▶ _Your goal_:
Every record should be repeated exactly, except that pictures are left out.

[Figure dataset records]
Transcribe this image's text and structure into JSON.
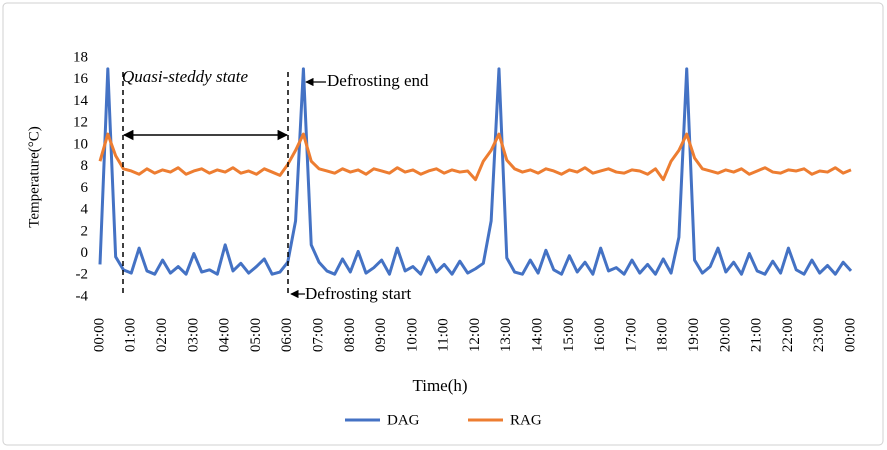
{
  "chart_data": {
    "type": "line",
    "x_label": "Time(h)",
    "y_label": "Temperature(°C)",
    "annotations": [
      "Quasi-steddy state",
      "Defrosting end",
      "Defrosting start"
    ],
    "categories": [
      "00:00",
      null,
      null,
      null,
      "01:00",
      null,
      null,
      null,
      "02:00",
      null,
      null,
      null,
      "03:00",
      null,
      null,
      null,
      "04:00",
      null,
      null,
      null,
      "05:00",
      null,
      null,
      null,
      "06:00",
      null,
      null,
      null,
      "07:00",
      null,
      null,
      null,
      "08:00",
      null,
      null,
      null,
      "09:00",
      null,
      null,
      null,
      "10:00",
      null,
      null,
      null,
      "11:00",
      null,
      null,
      null,
      "12:00",
      null,
      null,
      null,
      "13:00",
      null,
      null,
      null,
      "14:00",
      null,
      null,
      null,
      "15:00",
      null,
      null,
      null,
      "16:00",
      null,
      null,
      null,
      "17:00",
      null,
      null,
      null,
      "18:00",
      null,
      null,
      null,
      "19:00",
      null,
      null,
      null,
      "20:00",
      null,
      null,
      null,
      "21:00",
      null,
      null,
      null,
      "22:00",
      null,
      null,
      null,
      "23:00",
      null,
      null,
      null,
      "00:00"
    ],
    "series": [
      {
        "name": "DAG",
        "color": "#4472c4",
        "values": [
          -1,
          17,
          -0.3,
          -1.5,
          -1.8,
          0.5,
          -1.6,
          -1.9,
          -0.6,
          -1.8,
          -1.2,
          -1.9,
          0,
          -1.7,
          -1.5,
          -1.9,
          0.8,
          -1.6,
          -0.9,
          -1.8,
          -1.2,
          -0.5,
          -1.9,
          -1.7,
          -0.8,
          3,
          17,
          0.8,
          -0.8,
          -1.6,
          -1.9,
          -0.5,
          -1.7,
          0.2,
          -1.8,
          -1.3,
          -0.6,
          -1.9,
          0.5,
          -1.6,
          -1.2,
          -1.9,
          -0.3,
          -1.7,
          -1,
          -1.9,
          -0.7,
          -1.8,
          -1.4,
          -0.9,
          3,
          17,
          -0.4,
          -1.7,
          -1.9,
          -0.6,
          -1.8,
          0.3,
          -1.5,
          -1.9,
          -0.2,
          -1.7,
          -0.8,
          -1.9,
          0.5,
          -1.6,
          -1.3,
          -1.9,
          -0.6,
          -1.8,
          -1,
          -1.9,
          -0.5,
          -1.8,
          1.5,
          17,
          -0.6,
          -1.8,
          -1.2,
          0.5,
          -1.7,
          -0.8,
          -1.9,
          0,
          -1.6,
          -1.9,
          -0.7,
          -1.8,
          0.5,
          -1.5,
          -1.9,
          -0.6,
          -1.8,
          -1.1,
          -1.9,
          -0.8,
          -1.6
        ]
      },
      {
        "name": "RAG",
        "color": "#ed7d31",
        "values": [
          8.5,
          11,
          9,
          7.8,
          7.6,
          7.3,
          7.8,
          7.4,
          7.7,
          7.5,
          7.9,
          7.3,
          7.6,
          7.8,
          7.4,
          7.7,
          7.5,
          7.9,
          7.4,
          7.6,
          7.3,
          7.8,
          7.5,
          7.2,
          8.2,
          9.5,
          11,
          8.5,
          7.8,
          7.6,
          7.4,
          7.8,
          7.5,
          7.7,
          7.3,
          7.8,
          7.6,
          7.4,
          7.9,
          7.5,
          7.7,
          7.3,
          7.6,
          7.8,
          7.4,
          7.7,
          7.5,
          7.6,
          6.8,
          8.5,
          9.5,
          11,
          8.6,
          7.8,
          7.5,
          7.7,
          7.4,
          7.8,
          7.6,
          7.3,
          7.7,
          7.5,
          7.9,
          7.4,
          7.6,
          7.8,
          7.5,
          7.4,
          7.7,
          7.6,
          7.3,
          7.8,
          6.8,
          8.5,
          9.5,
          11,
          8.8,
          7.8,
          7.6,
          7.4,
          7.7,
          7.5,
          7.8,
          7.3,
          7.6,
          7.9,
          7.5,
          7.4,
          7.7,
          7.6,
          7.8,
          7.3,
          7.6,
          7.5,
          7.9,
          7.4,
          7.7
        ]
      }
    ],
    "ylim": [
      -4,
      18
    ],
    "yticks": [
      -4,
      -2,
      0,
      2,
      4,
      6,
      8,
      10,
      12,
      14,
      16,
      18
    ],
    "grid": false,
    "legend": "bottom"
  }
}
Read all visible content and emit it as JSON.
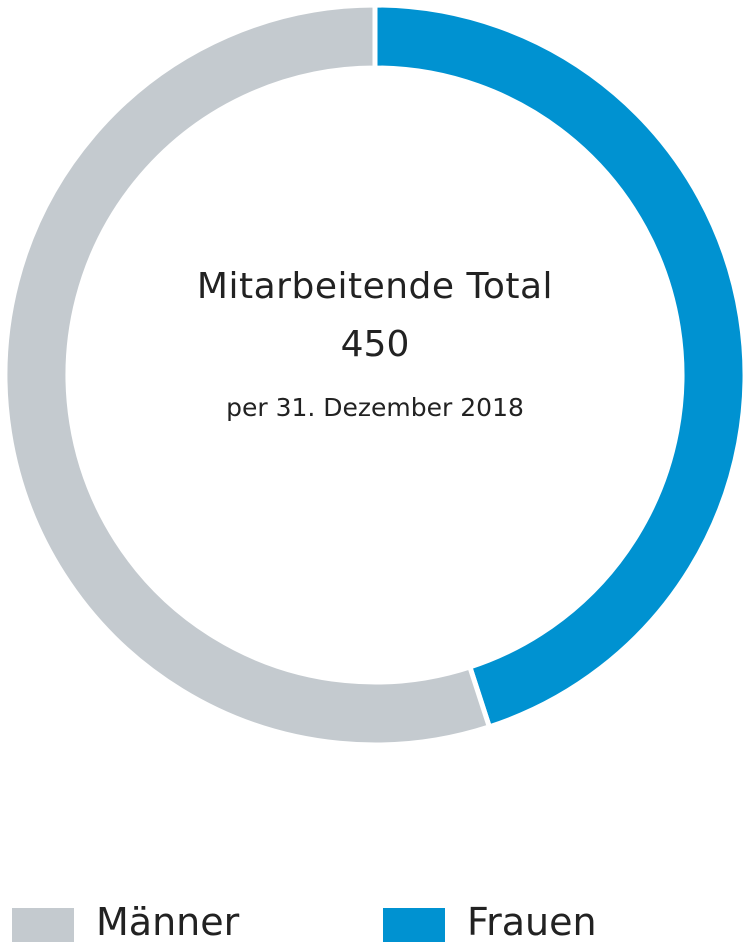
{
  "chart_data": {
    "type": "pie",
    "variant": "donut",
    "center": {
      "title": "Mitarbeitende Total",
      "total": "450",
      "subtitle": "per 31. Dezember 2018"
    },
    "series": [
      {
        "name": "Frauen",
        "value": 0.45,
        "color": "#0092d1"
      },
      {
        "name": "Männer",
        "value": 0.55,
        "color": "#c4cacf"
      }
    ],
    "legend": {
      "placement": "bottom",
      "items": [
        {
          "label": "Männer",
          "color": "#c4cacf"
        },
        {
          "label": "Frauen",
          "color": "#0092d1"
        }
      ]
    }
  }
}
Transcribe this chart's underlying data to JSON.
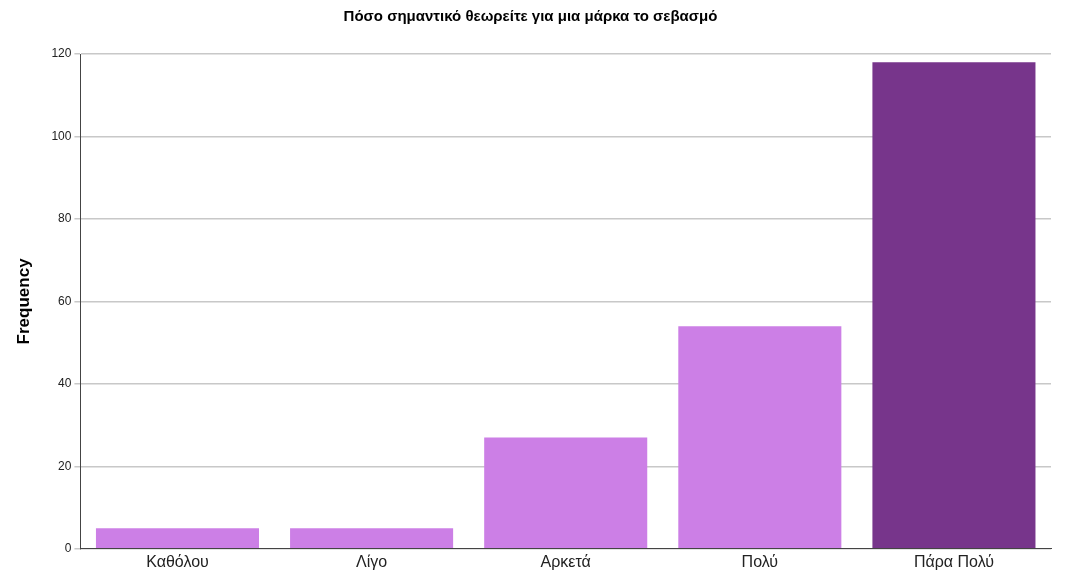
{
  "chart_data": {
    "type": "bar",
    "title": "Πόσο σημαντικό θεωρείτε για μια μάρκα το σεβασμό",
    "ylabel": "Frequency",
    "categories": [
      "Καθόλου",
      "Λίγο",
      "Αρκετά",
      "Πολύ",
      "Πάρα Πολύ"
    ],
    "values": [
      5,
      5,
      27,
      54,
      118
    ],
    "colors": [
      "#cc7fe6",
      "#cc7fe6",
      "#cc7fe6",
      "#cc7fe6",
      "#77358b"
    ],
    "ylim": [
      0,
      120
    ],
    "yticks": [
      0,
      20,
      40,
      60,
      80,
      100,
      120
    ],
    "grid": "y"
  }
}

▶ _Written reply_:
Transcribe this image's text and structure into JSON.
{
  "chart_data": {
    "type": "line",
    "x_label": "Time(h)",
    "y_label": "Temperature(°C)",
    "annotations": [
      "Quasi-steddy state",
      "Defrosting end",
      "Defrosting start"
    ],
    "categories": [
      "00:00",
      null,
      null,
      null,
      "01:00",
      null,
      null,
      null,
      "02:00",
      null,
      null,
      null,
      "03:00",
      null,
      null,
      null,
      "04:00",
      null,
      null,
      null,
      "05:00",
      null,
      null,
      null,
      "06:00",
      null,
      null,
      null,
      "07:00",
      null,
      null,
      null,
      "08:00",
      null,
      null,
      null,
      "09:00",
      null,
      null,
      null,
      "10:00",
      null,
      null,
      null,
      "11:00",
      null,
      null,
      null,
      "12:00",
      null,
      null,
      null,
      "13:00",
      null,
      null,
      null,
      "14:00",
      null,
      null,
      null,
      "15:00",
      null,
      null,
      null,
      "16:00",
      null,
      null,
      null,
      "17:00",
      null,
      null,
      null,
      "18:00",
      null,
      null,
      null,
      "19:00",
      null,
      null,
      null,
      "20:00",
      null,
      null,
      null,
      "21:00",
      null,
      null,
      null,
      "22:00",
      null,
      null,
      null,
      "23:00",
      null,
      null,
      null,
      "00:00"
    ],
    "series": [
      {
        "name": "DAG",
        "color": "#4472c4",
        "values": [
          -1,
          17,
          -0.3,
          -1.5,
          -1.8,
          0.5,
          -1.6,
          -1.9,
          -0.6,
          -1.8,
          -1.2,
          -1.9,
          0,
          -1.7,
          -1.5,
          -1.9,
          0.8,
          -1.6,
          -0.9,
          -1.8,
          -1.2,
          -0.5,
          -1.9,
          -1.7,
          -0.8,
          3,
          17,
          0.8,
          -0.8,
          -1.6,
          -1.9,
          -0.5,
          -1.7,
          0.2,
          -1.8,
          -1.3,
          -0.6,
          -1.9,
          0.5,
          -1.6,
          -1.2,
          -1.9,
          -0.3,
          -1.7,
          -1,
          -1.9,
          -0.7,
          -1.8,
          -1.4,
          -0.9,
          3,
          17,
          -0.4,
          -1.7,
          -1.9,
          -0.6,
          -1.8,
          0.3,
          -1.5,
          -1.9,
          -0.2,
          -1.7,
          -0.8,
          -1.9,
          0.5,
          -1.6,
          -1.3,
          -1.9,
          -0.6,
          -1.8,
          -1,
          -1.9,
          -0.5,
          -1.8,
          1.5,
          17,
          -0.6,
          -1.8,
          -1.2,
          0.5,
          -1.7,
          -0.8,
          -1.9,
          0,
          -1.6,
          -1.9,
          -0.7,
          -1.8,
          0.5,
          -1.5,
          -1.9,
          -0.6,
          -1.8,
          -1.1,
          -1.9,
          -0.8,
          -1.6
        ]
      },
      {
        "name": "RAG",
        "color": "#ed7d31",
        "values": [
          8.5,
          11,
          9,
          7.8,
          7.6,
          7.3,
          7.8,
          7.4,
          7.7,
          7.5,
          7.9,
          7.3,
          7.6,
          7.8,
          7.4,
          7.7,
          7.5,
          7.9,
          7.4,
          7.6,
          7.3,
          7.8,
          7.5,
          7.2,
          8.2,
          9.5,
          11,
          8.5,
          7.8,
          7.6,
          7.4,
          7.8,
          7.5,
          7.7,
          7.3,
          7.8,
          7.6,
          7.4,
          7.9,
          7.5,
          7.7,
          7.3,
          7.6,
          7.8,
          7.4,
          7.7,
          7.5,
          7.6,
          6.8,
          8.5,
          9.5,
          11,
          8.6,
          7.8,
          7.5,
          7.7,
          7.4,
          7.8,
          7.6,
          7.3,
          7.7,
          7.5,
          7.9,
          7.4,
          7.6,
          7.8,
          7.5,
          7.4,
          7.7,
          7.6,
          7.3,
          7.8,
          6.8,
          8.5,
          9.5,
          11,
          8.8,
          7.8,
          7.6,
          7.4,
          7.7,
          7.5,
          7.8,
          7.3,
          7.6,
          7.9,
          7.5,
          7.4,
          7.7,
          7.6,
          7.8,
          7.3,
          7.6,
          7.5,
          7.9,
          7.4,
          7.7
        ]
      }
    ],
    "ylim": [
      -4,
      18
    ],
    "yticks": [
      -4,
      -2,
      0,
      2,
      4,
      6,
      8,
      10,
      12,
      14,
      16,
      18
    ],
    "grid": false,
    "legend": "bottom"
  }
}
Read all visible content and emit it as JSON.
{
  "chart_data": {
    "type": "pie",
    "variant": "donut",
    "center": {
      "title": "Mitarbeitende Total",
      "total": "450",
      "subtitle": "per 31. Dezember 2018"
    },
    "series": [
      {
        "name": "Frauen",
        "value": 0.45,
        "color": "#0092d1"
      },
      {
        "name": "Männer",
        "value": 0.55,
        "color": "#c4cacf"
      }
    ],
    "legend": {
      "placement": "bottom",
      "items": [
        {
          "label": "Männer",
          "color": "#c4cacf"
        },
        {
          "label": "Frauen",
          "color": "#0092d1"
        }
      ]
    }
  }
}
Transcribe this chart's underlying data to JSON.
{
  "chart_data": {
    "type": "bar",
    "title": "Πόσο σημαντικό θεωρείτε για μια μάρκα το σεβασμό",
    "ylabel": "Frequency",
    "categories": [
      "Καθόλου",
      "Λίγο",
      "Αρκετά",
      "Πολύ",
      "Πάρα Πολύ"
    ],
    "values": [
      5,
      5,
      27,
      54,
      118
    ],
    "colors": [
      "#cc7fe6",
      "#cc7fe6",
      "#cc7fe6",
      "#cc7fe6",
      "#77358b"
    ],
    "ylim": [
      0,
      120
    ],
    "yticks": [
      0,
      20,
      40,
      60,
      80,
      100,
      120
    ],
    "grid": "y"
  }
}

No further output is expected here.